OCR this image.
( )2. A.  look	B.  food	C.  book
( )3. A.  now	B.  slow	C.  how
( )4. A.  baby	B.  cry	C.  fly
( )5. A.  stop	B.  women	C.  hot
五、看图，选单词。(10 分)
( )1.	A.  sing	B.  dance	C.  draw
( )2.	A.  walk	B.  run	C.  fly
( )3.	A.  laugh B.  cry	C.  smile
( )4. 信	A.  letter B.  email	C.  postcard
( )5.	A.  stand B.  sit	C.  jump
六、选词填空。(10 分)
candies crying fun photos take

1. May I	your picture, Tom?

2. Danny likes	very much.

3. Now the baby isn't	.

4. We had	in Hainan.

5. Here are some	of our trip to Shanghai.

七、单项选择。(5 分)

· · · · · · ·

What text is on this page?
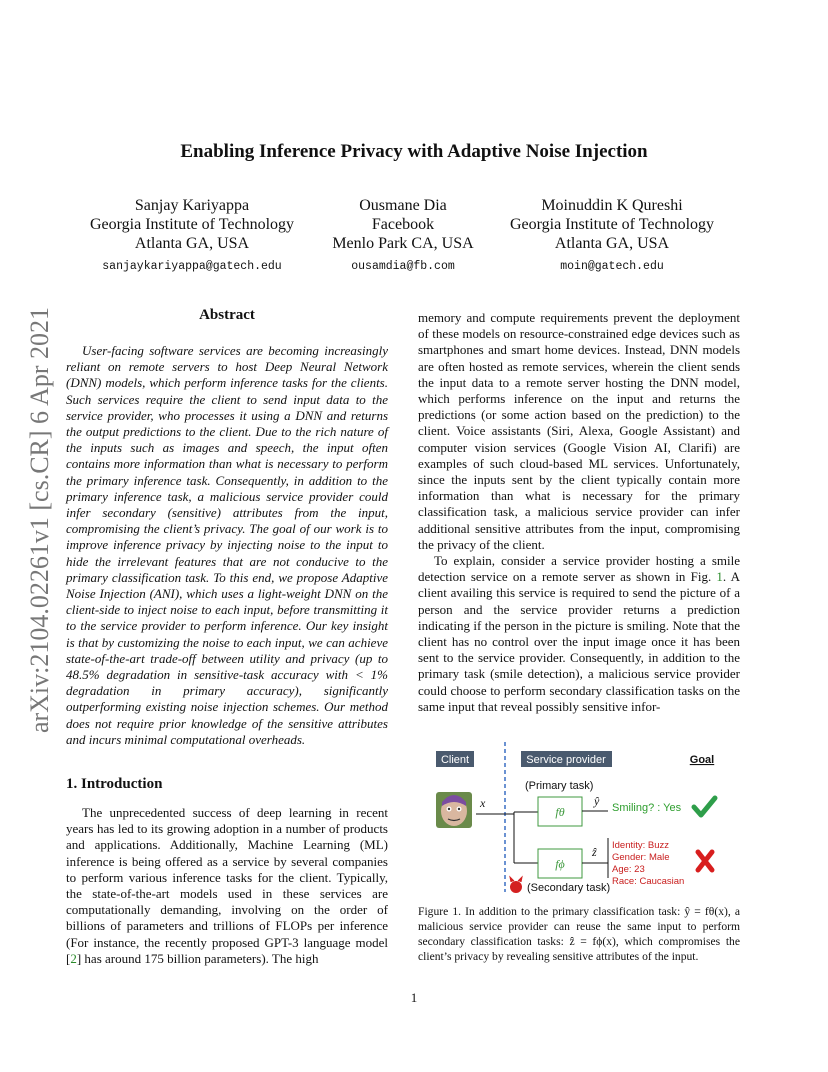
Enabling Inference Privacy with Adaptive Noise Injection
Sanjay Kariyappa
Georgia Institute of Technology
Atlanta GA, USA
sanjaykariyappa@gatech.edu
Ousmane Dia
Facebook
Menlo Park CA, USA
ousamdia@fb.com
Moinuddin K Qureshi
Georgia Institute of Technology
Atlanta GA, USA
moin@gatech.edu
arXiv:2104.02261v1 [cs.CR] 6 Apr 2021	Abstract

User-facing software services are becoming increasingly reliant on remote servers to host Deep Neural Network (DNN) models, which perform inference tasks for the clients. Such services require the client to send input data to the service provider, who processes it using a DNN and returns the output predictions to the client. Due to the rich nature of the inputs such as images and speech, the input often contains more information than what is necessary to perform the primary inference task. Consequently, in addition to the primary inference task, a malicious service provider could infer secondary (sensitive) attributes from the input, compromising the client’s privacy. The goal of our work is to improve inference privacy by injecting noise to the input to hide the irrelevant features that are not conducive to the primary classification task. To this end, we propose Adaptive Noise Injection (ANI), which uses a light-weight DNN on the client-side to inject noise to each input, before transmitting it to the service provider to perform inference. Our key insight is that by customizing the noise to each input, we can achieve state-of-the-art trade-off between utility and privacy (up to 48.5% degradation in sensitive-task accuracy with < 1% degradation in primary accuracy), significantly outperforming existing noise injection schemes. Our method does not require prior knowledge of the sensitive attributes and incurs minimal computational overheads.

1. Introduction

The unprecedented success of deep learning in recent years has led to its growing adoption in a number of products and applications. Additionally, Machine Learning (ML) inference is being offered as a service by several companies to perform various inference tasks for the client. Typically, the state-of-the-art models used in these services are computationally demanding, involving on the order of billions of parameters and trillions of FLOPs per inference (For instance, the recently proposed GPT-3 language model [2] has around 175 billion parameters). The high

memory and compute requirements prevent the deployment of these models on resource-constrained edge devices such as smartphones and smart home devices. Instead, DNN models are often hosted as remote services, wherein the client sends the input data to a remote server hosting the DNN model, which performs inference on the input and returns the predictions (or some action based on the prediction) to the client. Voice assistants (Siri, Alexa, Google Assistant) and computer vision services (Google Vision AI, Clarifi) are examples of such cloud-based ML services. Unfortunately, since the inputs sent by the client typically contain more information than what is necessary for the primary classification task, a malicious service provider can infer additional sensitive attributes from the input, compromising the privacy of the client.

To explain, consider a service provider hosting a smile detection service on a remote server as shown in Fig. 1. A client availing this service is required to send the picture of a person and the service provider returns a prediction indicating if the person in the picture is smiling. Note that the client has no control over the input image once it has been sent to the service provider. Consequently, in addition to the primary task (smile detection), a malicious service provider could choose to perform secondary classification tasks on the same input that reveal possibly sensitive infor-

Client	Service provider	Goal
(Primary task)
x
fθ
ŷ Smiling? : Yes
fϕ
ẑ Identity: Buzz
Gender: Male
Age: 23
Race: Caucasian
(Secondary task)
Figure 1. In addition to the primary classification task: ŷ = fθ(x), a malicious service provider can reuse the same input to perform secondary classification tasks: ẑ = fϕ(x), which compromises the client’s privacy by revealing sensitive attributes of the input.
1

· · · · · · ·

PROBLEM TO SOLVE
Which lines include the word "Injection"? List them all.

TASK RESULT
Enabling Inference Privacy with Adaptive Noise Injection
User-facing software services are becoming increasingly reliant on remote servers to host Deep Neural Network (DNN) models, which perform inference tasks for the clients. Such services require the client to send input data to the service provider, who processes it using a DNN and returns the output predictions to the client. Due to the rich nature of the inputs such as images and speech, the input often contains more information than what is necessary to perform the primary inference task. Consequently, in addition to the primary inference task, a malicious service provider could infer secondary (sensitive) attributes from the input, compromising the client’s privacy. The goal of our work is to improve inference privacy by injecting noise to the input to hide the irrelevant features that are not conducive to the primary classification task. To this end, we propose Adaptive Noise Injection (ANI), which uses a light-weight DNN on the client-side to inject noise to each input, before transmitting it to the service provider to perform inference. Our key insight is that by customizing the noise to each input, we can achieve state-of-the-art trade-off between utility and privacy (up to 48.5% degradation in sensitive-task accuracy with < 1% degradation in primary accuracy), significantly outperforming existing noise injection schemes. Our method does not require prior knowledge of the sensitive attributes and incurs minimal computational overheads.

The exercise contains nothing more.